GOAL
Copy each line that has the string "Crane" somewhere in it.

** start SUPPLIED DATA **

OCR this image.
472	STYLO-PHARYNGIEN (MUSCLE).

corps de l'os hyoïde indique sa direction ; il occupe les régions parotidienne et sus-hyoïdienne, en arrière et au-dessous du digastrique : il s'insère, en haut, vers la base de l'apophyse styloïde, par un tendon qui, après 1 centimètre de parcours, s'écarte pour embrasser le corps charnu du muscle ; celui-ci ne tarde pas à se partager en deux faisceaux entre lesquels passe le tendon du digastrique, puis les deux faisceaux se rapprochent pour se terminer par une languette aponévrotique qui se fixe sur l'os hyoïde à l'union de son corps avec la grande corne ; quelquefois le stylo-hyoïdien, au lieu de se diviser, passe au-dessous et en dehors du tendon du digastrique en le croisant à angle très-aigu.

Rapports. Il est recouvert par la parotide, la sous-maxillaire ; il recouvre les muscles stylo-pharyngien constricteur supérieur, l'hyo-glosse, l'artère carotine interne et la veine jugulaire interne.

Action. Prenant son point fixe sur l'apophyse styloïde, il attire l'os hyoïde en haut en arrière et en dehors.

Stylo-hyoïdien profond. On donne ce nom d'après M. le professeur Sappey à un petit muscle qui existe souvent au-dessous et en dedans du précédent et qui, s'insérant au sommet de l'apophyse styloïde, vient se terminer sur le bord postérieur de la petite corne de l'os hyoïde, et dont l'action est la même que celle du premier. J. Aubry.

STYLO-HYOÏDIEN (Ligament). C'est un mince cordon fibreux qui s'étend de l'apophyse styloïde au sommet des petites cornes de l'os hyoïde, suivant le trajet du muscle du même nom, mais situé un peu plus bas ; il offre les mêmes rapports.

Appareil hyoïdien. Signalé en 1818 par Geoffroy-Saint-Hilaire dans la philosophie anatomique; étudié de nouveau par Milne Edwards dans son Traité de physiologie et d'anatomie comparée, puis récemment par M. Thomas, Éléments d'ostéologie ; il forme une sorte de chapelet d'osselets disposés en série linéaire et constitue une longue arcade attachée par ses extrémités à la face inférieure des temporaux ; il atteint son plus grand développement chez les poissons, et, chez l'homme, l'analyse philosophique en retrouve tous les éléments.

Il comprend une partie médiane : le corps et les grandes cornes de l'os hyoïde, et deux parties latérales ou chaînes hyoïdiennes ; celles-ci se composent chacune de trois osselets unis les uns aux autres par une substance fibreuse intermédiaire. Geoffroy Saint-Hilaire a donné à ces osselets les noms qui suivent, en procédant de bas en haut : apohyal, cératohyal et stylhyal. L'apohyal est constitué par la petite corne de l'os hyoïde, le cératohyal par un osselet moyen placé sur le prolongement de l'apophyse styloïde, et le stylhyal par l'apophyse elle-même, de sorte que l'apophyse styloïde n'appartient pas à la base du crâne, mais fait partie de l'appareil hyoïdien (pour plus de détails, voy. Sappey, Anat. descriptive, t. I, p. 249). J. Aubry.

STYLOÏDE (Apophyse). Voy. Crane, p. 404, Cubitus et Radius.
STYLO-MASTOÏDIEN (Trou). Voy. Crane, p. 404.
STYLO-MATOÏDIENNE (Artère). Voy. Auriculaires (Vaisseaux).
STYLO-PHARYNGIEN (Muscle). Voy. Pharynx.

** end SUPPLIED DATA **

REPLY
STYLOÏDE (Apophyse). Voy. Crane, p. 404, Cubitus et Radius.
STYLO-MASTOÏDIEN (Trou). Voy. Crane, p. 404.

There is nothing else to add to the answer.